Given data start

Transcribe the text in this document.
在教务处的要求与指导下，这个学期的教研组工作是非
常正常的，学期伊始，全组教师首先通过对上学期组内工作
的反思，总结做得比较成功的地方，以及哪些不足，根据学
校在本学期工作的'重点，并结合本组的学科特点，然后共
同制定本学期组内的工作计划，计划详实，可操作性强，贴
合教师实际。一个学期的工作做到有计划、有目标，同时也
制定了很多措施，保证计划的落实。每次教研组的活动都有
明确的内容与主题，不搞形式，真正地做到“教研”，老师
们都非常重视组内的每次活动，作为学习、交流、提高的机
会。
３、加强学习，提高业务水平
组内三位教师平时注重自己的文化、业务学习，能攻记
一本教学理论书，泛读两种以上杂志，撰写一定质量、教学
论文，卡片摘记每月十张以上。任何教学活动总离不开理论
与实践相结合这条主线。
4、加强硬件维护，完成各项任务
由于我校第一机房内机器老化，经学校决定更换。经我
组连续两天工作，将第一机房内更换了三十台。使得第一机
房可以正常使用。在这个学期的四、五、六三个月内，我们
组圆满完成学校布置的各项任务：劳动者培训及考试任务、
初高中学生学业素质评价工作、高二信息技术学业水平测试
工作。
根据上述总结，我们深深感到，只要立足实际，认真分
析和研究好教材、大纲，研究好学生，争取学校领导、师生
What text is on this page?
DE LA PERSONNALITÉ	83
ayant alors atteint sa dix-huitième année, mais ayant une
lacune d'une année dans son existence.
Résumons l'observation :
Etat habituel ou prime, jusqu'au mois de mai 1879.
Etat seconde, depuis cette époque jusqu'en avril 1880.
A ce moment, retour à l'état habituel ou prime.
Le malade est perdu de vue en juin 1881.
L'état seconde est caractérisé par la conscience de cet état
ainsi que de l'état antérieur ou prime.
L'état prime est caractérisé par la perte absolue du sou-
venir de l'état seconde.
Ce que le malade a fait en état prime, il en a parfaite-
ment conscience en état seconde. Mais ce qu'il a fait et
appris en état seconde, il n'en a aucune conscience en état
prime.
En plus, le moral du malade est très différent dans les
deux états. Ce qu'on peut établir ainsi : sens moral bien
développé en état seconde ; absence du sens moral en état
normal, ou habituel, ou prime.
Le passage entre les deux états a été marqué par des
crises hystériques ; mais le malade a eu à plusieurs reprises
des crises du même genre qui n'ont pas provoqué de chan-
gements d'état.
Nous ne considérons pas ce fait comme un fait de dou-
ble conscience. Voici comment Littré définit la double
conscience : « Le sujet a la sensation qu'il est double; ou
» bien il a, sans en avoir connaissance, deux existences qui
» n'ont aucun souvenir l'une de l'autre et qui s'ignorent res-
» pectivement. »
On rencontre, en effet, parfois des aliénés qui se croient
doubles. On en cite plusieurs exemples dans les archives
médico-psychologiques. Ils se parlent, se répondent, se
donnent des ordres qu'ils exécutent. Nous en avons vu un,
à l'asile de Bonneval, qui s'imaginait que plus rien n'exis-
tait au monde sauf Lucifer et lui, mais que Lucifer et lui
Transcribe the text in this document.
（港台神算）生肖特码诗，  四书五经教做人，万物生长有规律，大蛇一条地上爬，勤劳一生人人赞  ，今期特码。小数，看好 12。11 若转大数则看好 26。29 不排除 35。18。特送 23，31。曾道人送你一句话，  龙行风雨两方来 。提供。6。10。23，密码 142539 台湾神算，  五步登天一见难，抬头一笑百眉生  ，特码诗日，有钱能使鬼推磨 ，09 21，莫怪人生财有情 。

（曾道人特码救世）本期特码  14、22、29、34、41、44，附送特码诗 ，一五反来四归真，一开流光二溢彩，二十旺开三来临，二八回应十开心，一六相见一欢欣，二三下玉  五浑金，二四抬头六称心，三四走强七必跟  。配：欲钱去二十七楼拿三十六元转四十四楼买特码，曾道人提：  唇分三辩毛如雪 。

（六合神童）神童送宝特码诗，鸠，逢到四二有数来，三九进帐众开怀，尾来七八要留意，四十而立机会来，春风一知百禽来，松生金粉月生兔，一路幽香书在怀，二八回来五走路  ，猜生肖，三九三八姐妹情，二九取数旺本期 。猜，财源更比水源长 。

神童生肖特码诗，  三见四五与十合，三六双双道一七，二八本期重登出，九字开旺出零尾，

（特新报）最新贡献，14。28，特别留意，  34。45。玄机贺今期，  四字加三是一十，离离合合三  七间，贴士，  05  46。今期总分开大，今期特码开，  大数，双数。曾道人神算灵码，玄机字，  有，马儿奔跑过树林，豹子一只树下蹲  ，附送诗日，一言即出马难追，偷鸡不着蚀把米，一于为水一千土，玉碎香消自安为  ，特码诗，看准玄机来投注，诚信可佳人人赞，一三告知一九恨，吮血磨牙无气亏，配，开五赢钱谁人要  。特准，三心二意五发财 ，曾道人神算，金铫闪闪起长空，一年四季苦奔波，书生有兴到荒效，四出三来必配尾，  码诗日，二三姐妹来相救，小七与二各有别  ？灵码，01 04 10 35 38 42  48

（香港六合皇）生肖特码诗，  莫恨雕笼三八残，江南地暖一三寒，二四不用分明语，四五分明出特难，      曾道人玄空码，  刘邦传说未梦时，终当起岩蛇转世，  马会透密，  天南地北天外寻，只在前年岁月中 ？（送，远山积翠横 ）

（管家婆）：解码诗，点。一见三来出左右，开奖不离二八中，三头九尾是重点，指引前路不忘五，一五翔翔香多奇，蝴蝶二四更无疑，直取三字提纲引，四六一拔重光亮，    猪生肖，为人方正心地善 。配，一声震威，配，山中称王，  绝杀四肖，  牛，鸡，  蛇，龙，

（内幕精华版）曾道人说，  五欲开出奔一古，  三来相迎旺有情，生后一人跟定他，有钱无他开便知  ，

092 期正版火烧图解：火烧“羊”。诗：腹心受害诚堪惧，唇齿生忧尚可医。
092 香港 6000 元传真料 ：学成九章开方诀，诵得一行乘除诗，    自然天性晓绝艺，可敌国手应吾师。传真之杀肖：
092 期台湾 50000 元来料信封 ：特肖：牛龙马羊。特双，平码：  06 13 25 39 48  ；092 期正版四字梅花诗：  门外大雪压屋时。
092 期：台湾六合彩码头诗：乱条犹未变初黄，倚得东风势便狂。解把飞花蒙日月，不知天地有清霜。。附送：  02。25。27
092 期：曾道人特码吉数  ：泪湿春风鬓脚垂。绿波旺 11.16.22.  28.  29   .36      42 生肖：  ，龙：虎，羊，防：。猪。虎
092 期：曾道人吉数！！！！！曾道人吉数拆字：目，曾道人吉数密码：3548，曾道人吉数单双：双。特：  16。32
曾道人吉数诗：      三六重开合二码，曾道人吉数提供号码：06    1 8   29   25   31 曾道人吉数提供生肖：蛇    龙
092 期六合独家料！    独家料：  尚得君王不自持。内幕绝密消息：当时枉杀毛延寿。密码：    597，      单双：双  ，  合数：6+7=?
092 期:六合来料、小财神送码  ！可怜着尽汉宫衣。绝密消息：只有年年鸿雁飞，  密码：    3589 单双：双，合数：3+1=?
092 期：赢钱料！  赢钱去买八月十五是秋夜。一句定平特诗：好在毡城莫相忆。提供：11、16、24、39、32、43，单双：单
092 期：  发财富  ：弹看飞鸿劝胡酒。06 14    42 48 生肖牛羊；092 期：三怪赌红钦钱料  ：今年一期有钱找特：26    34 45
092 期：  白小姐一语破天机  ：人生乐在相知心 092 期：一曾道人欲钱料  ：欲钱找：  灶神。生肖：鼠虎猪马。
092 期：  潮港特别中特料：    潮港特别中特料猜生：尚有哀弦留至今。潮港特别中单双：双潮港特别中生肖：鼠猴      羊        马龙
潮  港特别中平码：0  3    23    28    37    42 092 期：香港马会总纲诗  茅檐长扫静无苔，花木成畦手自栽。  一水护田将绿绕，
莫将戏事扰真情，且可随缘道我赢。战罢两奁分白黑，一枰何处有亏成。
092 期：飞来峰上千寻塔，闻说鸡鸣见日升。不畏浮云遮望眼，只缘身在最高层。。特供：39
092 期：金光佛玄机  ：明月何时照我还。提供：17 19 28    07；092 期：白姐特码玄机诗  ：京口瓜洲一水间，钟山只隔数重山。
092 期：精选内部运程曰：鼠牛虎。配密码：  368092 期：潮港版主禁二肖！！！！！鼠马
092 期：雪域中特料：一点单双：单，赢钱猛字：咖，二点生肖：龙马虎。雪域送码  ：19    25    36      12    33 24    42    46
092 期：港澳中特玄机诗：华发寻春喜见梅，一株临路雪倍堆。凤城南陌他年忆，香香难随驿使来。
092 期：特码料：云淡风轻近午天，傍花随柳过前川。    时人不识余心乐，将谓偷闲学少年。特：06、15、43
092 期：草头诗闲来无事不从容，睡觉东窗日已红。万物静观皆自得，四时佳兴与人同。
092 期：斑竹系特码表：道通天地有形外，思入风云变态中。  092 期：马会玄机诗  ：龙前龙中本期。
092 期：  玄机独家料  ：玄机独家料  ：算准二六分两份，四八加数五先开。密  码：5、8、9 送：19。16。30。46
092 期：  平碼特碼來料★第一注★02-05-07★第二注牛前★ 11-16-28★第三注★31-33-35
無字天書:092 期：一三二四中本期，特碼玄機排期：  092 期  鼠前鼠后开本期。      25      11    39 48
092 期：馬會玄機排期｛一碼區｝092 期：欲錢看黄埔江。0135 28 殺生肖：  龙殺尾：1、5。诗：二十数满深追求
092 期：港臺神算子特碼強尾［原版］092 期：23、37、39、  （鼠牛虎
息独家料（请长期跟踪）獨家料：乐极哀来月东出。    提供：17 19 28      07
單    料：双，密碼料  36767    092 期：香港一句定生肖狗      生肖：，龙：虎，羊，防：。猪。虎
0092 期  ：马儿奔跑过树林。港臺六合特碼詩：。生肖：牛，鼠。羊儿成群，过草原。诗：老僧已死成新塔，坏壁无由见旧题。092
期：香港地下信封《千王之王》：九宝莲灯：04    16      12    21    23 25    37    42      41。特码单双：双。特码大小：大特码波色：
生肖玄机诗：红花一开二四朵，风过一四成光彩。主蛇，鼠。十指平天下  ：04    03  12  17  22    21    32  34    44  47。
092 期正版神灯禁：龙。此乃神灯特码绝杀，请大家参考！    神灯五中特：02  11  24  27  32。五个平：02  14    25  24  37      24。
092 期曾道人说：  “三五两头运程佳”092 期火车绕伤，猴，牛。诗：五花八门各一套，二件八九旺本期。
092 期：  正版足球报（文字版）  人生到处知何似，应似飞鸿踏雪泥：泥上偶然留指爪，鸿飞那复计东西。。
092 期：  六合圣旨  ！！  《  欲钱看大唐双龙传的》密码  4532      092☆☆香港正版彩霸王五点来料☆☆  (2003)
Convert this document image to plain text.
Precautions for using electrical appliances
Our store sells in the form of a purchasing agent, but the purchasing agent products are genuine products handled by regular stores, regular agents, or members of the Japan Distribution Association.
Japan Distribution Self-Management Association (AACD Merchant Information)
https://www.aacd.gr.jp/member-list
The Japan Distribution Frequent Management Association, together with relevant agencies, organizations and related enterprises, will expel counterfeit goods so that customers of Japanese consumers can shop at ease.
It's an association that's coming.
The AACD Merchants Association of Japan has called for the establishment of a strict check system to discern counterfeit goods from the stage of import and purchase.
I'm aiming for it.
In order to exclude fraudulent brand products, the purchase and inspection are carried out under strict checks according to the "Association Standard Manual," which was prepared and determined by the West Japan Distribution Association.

Given data end

* _What to produce_: Gather each line from the entries above that includes the word "text".

* _Answer_:
Transcribe the text in this document.
What text is on this page?
Transcribe the text in this document.
Convert this document image to plain text.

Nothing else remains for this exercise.